### [Given task]
Keep only the lines of the listing that include the word "text", and copy them.

:: Data to use ::

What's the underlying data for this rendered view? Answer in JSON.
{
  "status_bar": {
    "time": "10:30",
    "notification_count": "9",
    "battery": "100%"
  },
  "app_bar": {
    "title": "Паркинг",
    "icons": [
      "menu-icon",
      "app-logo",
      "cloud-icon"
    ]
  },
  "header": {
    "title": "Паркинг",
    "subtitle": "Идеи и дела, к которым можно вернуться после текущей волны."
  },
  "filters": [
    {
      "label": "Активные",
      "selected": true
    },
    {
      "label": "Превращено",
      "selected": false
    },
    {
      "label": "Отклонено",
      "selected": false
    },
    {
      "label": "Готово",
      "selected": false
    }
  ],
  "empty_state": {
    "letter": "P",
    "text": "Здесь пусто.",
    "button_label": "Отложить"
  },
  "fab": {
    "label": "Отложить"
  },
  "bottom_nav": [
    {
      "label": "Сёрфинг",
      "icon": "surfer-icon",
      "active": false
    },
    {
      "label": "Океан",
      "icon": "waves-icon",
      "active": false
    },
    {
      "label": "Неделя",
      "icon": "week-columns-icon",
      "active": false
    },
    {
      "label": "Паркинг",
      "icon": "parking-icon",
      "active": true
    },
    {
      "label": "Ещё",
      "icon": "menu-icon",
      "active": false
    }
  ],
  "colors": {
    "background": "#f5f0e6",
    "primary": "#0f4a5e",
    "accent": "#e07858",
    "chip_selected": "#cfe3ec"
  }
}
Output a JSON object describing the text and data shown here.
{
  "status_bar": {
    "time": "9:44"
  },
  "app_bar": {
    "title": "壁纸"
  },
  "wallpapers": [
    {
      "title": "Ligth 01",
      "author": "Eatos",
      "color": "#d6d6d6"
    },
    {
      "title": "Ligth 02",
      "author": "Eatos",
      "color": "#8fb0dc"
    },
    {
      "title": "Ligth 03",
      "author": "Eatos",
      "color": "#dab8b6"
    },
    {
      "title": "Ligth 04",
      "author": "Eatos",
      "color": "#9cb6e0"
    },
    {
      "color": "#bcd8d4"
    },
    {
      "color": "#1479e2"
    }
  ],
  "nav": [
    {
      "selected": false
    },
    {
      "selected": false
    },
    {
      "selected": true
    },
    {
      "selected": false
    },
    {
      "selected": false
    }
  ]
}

:::

### [Problem solution]
    "text": "Здесь пусто.",
Output a JSON object describing the text and data shown here.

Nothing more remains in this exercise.